Stored entries:
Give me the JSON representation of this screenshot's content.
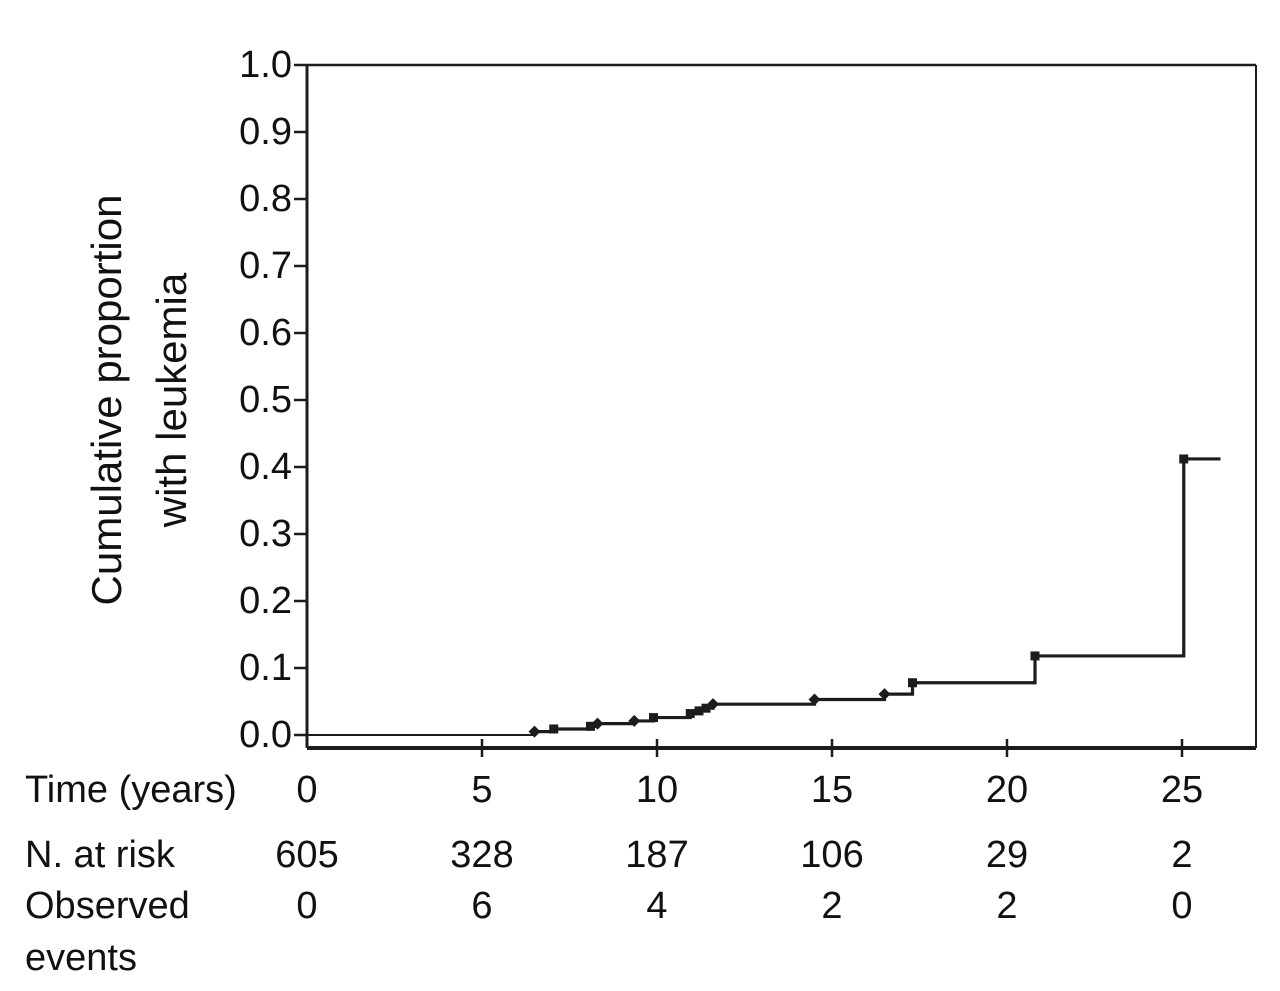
{
  "figure": {
    "background": "#ffffff",
    "line_color": "#1c1c1c",
    "text_color": "#111111",
    "y_axis_label_line1": "Cumulative proportion",
    "y_axis_label_line2": "with leukemia",
    "time_axis_label": "Time (years)"
  },
  "risk_table": {
    "time_label": "Time (years)",
    "n_at_risk_label": "N. at risk",
    "observed_label_line1": "Observed",
    "observed_label_line2": "events",
    "times": [
      "0",
      "5",
      "10",
      "15",
      "20",
      "25"
    ],
    "n_at_risk": [
      "605",
      "328",
      "187",
      "106",
      "29",
      "2"
    ],
    "observed_events": [
      "0",
      "6",
      "4",
      "2",
      "2",
      "0"
    ]
  },
  "chart_data": {
    "type": "line",
    "subtype": "step",
    "title": "",
    "xlabel": "Time (years)",
    "ylabel": "Cumulative proportion with leukemia",
    "xlim": [
      0,
      27.1
    ],
    "ylim": [
      -0.02,
      1.0
    ],
    "grid": false,
    "legend": "none",
    "x_ticks": [
      0,
      5,
      10,
      15,
      20,
      25
    ],
    "y_ticks": [
      0.0,
      0.1,
      0.2,
      0.3,
      0.4,
      0.5,
      0.6,
      0.7,
      0.8,
      0.9,
      1.0
    ],
    "y_tick_labels": [
      "0.0",
      "0.1",
      "0.2",
      "0.3",
      "0.4",
      "0.5",
      "0.6",
      "0.7",
      "0.8",
      "0.9",
      "1.0"
    ],
    "series": [
      {
        "name": "Cumulative proportion with leukemia",
        "steps": [
          [
            0,
            0.0
          ],
          [
            6.5,
            0.005
          ],
          [
            7.05,
            0.009
          ],
          [
            8.1,
            0.013
          ],
          [
            8.3,
            0.017
          ],
          [
            9.35,
            0.021
          ],
          [
            9.9,
            0.026
          ],
          [
            10.95,
            0.032
          ],
          [
            11.2,
            0.036
          ],
          [
            11.4,
            0.04
          ],
          [
            11.6,
            0.046
          ],
          [
            14.5,
            0.053
          ],
          [
            16.5,
            0.061
          ],
          [
            17.3,
            0.078
          ],
          [
            20.8,
            0.118
          ],
          [
            25.05,
            0.412
          ]
        ],
        "end_x": 26.1
      }
    ],
    "markers": [
      {
        "x": 6.5,
        "y": 0.005,
        "shape": "diamond"
      },
      {
        "x": 7.05,
        "y": 0.009,
        "shape": "square"
      },
      {
        "x": 8.1,
        "y": 0.013,
        "shape": "square"
      },
      {
        "x": 8.3,
        "y": 0.017,
        "shape": "diamond"
      },
      {
        "x": 9.35,
        "y": 0.021,
        "shape": "diamond"
      },
      {
        "x": 9.9,
        "y": 0.026,
        "shape": "square"
      },
      {
        "x": 10.95,
        "y": 0.032,
        "shape": "square"
      },
      {
        "x": 11.2,
        "y": 0.036,
        "shape": "square"
      },
      {
        "x": 11.4,
        "y": 0.04,
        "shape": "square"
      },
      {
        "x": 11.6,
        "y": 0.046,
        "shape": "diamond"
      },
      {
        "x": 14.5,
        "y": 0.053,
        "shape": "diamond"
      },
      {
        "x": 16.5,
        "y": 0.061,
        "shape": "diamond"
      },
      {
        "x": 17.3,
        "y": 0.078,
        "shape": "square"
      },
      {
        "x": 20.8,
        "y": 0.118,
        "shape": "square"
      },
      {
        "x": 25.05,
        "y": 0.412,
        "shape": "square"
      }
    ]
  }
}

*Task to carry out*
Say how many lines above contain the string "proportion". Answer with the number only.

*Solution below*
3